OBJECTIVE:
Repeat exactly, and only, the lines from the one containing "Serialize everything readable" through the end of the records.

EXERCISE DATA:
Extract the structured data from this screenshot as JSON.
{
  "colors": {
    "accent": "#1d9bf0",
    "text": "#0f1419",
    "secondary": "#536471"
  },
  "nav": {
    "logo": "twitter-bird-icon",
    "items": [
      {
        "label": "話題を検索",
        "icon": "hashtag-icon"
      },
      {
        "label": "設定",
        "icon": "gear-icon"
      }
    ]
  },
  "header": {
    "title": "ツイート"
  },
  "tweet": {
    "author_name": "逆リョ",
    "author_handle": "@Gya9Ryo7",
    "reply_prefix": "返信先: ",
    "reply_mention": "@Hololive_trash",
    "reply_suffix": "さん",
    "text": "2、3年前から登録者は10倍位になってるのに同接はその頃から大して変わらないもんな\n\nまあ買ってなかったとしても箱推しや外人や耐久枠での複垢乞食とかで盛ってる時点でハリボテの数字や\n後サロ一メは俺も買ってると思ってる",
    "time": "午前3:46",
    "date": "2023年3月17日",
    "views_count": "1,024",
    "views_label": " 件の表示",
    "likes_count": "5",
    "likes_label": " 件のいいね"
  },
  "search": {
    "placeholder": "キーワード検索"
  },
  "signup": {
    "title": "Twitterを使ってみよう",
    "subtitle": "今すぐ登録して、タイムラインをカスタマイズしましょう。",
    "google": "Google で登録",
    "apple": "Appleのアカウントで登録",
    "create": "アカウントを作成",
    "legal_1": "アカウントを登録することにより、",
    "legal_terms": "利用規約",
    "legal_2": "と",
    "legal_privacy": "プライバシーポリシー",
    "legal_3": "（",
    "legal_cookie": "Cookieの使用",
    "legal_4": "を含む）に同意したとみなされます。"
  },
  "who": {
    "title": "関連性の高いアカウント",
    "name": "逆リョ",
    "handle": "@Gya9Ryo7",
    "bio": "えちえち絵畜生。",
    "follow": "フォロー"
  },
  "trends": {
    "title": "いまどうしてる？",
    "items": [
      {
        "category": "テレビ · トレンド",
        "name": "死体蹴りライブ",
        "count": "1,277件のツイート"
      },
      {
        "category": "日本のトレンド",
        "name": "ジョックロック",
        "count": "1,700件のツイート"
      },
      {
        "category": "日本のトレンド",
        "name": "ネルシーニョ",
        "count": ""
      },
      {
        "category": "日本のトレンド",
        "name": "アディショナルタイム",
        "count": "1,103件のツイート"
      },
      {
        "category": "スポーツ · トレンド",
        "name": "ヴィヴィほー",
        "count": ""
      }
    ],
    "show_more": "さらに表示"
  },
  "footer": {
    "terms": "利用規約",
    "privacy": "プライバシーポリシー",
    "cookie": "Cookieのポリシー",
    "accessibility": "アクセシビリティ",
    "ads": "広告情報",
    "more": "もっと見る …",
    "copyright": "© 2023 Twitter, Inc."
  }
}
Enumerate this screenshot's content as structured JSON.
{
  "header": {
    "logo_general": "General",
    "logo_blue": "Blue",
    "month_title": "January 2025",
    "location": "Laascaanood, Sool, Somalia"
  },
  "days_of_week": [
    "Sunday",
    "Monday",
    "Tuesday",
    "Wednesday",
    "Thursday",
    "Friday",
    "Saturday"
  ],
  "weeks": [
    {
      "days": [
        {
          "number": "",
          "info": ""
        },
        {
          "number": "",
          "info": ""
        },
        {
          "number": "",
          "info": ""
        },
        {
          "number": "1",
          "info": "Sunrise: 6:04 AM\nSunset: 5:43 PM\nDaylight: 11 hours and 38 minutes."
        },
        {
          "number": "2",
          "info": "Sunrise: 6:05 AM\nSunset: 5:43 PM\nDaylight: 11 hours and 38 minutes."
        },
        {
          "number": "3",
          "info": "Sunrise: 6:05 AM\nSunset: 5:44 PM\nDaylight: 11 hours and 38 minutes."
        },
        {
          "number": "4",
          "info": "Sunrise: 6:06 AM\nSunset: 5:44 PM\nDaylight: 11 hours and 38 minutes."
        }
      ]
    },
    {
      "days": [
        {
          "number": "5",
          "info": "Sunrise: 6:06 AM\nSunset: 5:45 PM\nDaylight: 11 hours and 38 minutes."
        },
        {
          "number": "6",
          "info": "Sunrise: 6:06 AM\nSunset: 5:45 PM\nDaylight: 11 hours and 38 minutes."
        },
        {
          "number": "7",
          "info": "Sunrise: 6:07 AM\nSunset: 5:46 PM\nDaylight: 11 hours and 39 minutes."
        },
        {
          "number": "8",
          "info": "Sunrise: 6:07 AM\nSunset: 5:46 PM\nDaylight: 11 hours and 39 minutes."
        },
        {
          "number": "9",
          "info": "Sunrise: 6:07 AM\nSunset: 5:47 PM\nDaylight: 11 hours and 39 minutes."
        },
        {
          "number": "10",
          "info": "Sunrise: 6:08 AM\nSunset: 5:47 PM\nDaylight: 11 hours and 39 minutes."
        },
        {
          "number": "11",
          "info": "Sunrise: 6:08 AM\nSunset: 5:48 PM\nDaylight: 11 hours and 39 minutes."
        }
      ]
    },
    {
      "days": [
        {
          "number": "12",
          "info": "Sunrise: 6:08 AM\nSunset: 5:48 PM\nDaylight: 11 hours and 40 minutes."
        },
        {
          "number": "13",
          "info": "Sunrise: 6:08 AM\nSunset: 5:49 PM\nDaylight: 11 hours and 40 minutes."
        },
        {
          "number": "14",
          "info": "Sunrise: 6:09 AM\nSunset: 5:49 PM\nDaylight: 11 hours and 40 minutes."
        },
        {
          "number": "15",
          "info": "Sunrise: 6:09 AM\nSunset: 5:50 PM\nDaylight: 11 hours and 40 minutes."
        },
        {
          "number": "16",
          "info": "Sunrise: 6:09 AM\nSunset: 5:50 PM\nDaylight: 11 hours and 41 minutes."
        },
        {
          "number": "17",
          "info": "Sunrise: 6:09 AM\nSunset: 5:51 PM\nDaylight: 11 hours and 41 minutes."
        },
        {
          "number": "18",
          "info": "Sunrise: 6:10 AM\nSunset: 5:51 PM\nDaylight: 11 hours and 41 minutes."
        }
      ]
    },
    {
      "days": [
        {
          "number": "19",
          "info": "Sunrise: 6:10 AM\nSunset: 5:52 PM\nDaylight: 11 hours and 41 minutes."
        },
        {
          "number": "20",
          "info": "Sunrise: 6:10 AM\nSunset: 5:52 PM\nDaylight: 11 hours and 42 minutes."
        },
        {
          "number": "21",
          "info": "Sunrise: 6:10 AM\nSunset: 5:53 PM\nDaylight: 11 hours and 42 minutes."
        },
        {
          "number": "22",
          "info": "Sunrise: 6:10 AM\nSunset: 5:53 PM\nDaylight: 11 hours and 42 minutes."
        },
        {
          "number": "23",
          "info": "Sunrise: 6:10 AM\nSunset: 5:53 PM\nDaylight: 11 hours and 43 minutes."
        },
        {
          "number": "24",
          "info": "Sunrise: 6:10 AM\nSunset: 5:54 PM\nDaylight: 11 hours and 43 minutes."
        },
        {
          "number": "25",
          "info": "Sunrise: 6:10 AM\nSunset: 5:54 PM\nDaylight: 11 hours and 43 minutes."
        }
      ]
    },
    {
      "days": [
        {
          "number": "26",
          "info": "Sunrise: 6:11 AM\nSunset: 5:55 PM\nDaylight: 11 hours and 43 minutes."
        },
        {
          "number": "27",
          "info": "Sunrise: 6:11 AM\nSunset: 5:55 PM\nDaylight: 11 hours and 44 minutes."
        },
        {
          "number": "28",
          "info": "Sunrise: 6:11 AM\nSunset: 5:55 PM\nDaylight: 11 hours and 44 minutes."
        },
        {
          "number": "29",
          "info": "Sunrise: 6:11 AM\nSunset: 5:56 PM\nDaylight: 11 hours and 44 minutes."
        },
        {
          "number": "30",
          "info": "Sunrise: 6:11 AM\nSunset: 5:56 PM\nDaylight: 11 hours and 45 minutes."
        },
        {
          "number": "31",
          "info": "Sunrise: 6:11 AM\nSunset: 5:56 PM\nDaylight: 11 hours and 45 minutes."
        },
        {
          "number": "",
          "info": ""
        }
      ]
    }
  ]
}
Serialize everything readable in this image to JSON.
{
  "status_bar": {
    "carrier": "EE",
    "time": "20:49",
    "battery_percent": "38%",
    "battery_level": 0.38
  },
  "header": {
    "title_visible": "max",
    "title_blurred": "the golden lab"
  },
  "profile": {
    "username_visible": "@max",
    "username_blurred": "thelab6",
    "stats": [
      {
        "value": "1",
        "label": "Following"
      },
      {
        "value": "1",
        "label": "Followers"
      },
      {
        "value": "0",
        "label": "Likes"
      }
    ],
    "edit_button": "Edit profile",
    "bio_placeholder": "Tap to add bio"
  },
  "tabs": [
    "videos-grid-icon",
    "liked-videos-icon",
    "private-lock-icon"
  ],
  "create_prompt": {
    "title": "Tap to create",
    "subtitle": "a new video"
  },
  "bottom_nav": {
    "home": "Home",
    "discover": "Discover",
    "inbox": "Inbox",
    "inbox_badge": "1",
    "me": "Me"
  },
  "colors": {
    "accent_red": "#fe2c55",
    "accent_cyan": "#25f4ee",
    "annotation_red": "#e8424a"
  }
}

ANSWER:
Serialize everything readable in this image to JSON.
{
  "status_bar": {
    "carrier": "EE",
    "time": "20:49",
    "battery_percent": "38%",
    "battery_level": 0.38
  },
  "header": {
    "title_visible": "max",
    "title_blurred": "the golden lab"
  },
  "profile": {
    "username_visible": "@max",
    "username_blurred": "thelab6",
    "stats": [
      {
        "value": "1",
        "label": "Following"
      },
      {
        "value": "1",
        "label": "Followers"
      },
      {
        "value": "0",
        "label": "Likes"
      }
    ],
    "edit_button": "Edit profile",
    "bio_placeholder": "Tap to add bio"
  },
  "tabs": [
    "videos-grid-icon",
    "liked-videos-icon",
    "private-lock-icon"
  ],
  "create_prompt": {
    "title": "Tap to create",
    "subtitle": "a new video"
  },
  "bottom_nav": {
    "home": "Home",
    "discover": "Discover",
    "inbox": "Inbox",
    "inbox_badge": "1",
    "me": "Me"
  },
  "colors": {
    "accent_red": "#fe2c55",
    "accent_cyan": "#25f4ee",
    "annotation_red": "#e8424a"
  }
}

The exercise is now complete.